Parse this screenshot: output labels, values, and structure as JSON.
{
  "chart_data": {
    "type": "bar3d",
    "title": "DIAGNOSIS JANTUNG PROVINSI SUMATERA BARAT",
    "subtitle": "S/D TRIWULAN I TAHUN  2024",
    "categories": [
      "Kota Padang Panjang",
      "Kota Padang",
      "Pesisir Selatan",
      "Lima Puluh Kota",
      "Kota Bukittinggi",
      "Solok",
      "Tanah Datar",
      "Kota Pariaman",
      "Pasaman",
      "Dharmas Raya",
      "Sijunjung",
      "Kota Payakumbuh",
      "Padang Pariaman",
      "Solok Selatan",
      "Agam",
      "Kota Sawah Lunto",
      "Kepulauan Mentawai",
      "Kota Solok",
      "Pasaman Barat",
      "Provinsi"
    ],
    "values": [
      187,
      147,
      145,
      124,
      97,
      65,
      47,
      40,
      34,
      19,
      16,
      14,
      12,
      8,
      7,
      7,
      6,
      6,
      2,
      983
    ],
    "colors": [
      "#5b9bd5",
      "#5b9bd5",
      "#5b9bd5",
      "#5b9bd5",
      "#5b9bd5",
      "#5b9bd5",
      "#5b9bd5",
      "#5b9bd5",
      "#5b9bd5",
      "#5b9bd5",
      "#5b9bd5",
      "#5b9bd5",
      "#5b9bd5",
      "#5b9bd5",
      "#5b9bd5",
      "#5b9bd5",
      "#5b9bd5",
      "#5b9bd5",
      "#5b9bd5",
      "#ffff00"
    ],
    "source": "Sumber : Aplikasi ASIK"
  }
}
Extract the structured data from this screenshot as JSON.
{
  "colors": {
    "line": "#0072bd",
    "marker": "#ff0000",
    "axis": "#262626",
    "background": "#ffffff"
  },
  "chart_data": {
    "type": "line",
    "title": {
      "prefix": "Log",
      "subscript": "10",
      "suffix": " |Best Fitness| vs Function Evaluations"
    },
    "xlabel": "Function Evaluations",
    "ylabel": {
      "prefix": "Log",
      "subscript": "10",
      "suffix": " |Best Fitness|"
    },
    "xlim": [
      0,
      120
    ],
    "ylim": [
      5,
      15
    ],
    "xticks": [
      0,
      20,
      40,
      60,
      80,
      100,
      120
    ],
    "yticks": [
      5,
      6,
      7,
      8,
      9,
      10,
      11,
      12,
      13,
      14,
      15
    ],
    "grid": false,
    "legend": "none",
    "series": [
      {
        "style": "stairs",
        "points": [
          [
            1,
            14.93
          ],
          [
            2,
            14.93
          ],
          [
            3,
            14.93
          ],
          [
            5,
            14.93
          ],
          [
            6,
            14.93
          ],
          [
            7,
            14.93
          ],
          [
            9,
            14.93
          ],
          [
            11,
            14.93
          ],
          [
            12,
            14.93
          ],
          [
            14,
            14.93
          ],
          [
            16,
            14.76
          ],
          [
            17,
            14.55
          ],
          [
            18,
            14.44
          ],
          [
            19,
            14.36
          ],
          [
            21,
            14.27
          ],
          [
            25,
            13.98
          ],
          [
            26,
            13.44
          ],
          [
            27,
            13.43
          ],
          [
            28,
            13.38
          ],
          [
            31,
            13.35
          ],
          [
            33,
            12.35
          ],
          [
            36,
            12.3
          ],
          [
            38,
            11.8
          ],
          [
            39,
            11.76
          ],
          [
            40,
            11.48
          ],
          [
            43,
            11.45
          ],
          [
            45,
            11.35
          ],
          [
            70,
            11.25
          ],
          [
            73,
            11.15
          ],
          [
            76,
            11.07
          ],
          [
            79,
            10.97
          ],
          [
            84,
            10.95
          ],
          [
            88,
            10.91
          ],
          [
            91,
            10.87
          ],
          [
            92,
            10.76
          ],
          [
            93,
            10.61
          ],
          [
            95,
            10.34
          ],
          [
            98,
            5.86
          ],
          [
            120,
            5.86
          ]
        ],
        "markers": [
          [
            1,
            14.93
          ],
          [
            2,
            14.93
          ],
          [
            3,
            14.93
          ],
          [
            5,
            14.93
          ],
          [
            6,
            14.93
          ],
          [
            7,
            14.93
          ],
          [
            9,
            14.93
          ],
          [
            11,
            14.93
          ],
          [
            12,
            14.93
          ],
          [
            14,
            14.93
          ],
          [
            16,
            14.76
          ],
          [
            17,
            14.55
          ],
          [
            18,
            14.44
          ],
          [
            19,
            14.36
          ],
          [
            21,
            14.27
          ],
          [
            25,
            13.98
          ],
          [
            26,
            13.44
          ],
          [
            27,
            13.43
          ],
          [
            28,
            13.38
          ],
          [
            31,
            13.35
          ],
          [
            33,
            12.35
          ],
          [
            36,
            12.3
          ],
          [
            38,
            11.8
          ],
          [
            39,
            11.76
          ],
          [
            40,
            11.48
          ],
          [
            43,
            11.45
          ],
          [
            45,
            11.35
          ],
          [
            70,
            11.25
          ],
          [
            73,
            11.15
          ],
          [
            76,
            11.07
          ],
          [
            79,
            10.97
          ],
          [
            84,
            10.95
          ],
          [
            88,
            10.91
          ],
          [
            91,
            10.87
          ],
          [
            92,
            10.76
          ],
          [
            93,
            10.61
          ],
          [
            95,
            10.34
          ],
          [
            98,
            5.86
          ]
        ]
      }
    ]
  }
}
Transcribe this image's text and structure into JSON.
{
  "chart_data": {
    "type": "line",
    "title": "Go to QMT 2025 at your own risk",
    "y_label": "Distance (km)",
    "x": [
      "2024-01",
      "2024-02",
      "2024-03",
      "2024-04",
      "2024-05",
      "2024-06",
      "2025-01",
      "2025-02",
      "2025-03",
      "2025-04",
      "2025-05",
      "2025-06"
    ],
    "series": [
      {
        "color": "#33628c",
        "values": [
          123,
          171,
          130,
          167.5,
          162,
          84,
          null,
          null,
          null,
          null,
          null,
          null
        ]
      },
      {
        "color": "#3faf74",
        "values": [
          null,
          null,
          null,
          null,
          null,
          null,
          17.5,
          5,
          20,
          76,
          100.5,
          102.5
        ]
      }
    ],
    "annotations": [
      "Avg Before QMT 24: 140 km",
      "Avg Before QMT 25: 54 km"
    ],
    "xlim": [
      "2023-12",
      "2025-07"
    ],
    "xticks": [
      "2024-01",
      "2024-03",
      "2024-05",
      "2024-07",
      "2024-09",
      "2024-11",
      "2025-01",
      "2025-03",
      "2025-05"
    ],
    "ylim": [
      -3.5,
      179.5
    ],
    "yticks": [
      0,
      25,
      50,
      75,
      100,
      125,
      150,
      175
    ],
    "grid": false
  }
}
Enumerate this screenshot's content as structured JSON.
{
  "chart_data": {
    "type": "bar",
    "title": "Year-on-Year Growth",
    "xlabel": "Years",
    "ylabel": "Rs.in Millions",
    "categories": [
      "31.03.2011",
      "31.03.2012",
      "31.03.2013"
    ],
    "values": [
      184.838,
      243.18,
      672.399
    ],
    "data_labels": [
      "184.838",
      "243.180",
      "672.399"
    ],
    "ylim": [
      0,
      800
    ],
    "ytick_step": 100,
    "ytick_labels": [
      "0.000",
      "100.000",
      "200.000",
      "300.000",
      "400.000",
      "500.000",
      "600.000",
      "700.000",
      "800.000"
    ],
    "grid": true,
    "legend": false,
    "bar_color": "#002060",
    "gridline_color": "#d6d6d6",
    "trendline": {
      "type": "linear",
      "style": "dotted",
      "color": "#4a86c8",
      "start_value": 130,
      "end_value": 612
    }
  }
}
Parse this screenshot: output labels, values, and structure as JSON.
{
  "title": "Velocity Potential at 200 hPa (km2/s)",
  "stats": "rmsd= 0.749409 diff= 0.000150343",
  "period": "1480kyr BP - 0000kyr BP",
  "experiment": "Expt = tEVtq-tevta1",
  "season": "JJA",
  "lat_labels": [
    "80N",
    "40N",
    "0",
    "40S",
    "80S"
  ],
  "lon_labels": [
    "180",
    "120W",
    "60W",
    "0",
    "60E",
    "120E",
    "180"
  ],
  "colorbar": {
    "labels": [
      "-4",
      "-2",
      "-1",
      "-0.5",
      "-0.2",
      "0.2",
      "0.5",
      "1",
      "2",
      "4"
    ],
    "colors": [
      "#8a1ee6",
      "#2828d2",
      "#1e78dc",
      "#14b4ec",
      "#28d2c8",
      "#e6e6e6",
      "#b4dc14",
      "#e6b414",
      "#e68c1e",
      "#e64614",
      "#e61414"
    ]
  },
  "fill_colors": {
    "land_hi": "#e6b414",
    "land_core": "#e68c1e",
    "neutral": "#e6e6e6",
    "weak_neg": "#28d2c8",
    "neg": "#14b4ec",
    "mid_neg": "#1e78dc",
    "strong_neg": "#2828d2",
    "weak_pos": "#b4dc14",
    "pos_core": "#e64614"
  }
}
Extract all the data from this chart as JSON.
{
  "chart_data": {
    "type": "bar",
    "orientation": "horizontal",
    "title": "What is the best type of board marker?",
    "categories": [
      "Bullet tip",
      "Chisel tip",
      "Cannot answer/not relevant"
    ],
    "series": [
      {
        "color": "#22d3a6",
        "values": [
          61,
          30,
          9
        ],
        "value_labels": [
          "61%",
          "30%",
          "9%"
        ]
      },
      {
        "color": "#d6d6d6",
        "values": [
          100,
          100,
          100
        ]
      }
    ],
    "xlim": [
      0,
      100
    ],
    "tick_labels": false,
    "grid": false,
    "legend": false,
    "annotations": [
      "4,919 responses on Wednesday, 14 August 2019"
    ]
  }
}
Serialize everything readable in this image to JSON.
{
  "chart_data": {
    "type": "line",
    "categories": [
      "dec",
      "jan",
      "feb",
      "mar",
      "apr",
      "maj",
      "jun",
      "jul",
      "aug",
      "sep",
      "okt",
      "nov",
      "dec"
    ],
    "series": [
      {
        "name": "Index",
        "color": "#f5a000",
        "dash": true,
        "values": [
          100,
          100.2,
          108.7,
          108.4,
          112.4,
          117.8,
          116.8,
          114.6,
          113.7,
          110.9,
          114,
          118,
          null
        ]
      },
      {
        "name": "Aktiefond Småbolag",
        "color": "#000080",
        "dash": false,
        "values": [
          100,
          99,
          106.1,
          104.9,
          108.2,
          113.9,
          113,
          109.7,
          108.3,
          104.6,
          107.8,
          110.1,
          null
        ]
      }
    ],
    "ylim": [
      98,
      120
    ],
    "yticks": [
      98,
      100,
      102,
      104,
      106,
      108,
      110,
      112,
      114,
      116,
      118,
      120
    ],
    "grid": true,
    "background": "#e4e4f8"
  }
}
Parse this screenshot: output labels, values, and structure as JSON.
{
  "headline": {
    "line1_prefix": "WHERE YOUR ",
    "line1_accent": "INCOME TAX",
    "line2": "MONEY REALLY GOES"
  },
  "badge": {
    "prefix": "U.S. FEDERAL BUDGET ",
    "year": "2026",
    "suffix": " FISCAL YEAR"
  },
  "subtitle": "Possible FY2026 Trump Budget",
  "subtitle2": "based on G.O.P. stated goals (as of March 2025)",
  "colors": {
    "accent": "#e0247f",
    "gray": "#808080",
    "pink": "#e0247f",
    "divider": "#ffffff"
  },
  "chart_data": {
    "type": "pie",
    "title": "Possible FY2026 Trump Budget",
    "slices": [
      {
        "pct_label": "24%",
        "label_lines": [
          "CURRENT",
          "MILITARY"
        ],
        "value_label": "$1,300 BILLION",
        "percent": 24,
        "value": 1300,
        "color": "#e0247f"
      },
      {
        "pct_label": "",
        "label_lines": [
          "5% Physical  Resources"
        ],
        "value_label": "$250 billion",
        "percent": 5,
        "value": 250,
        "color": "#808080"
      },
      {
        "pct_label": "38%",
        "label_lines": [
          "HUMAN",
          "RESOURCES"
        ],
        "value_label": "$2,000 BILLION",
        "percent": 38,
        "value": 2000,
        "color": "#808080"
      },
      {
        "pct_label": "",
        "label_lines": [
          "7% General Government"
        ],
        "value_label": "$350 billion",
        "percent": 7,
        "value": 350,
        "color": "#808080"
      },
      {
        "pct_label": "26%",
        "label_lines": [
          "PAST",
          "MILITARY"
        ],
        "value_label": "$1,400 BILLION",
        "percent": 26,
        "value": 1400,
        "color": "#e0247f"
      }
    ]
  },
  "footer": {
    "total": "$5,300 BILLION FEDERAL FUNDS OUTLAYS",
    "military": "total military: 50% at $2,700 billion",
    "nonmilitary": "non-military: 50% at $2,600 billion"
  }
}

::::::::::

PROBLEM
Of the lines above, copy each that contains "Before".

FINISHED EXERCISE
      "Avg Before QMT 24: 140 km",
      "Avg Before QMT 25: 54 km"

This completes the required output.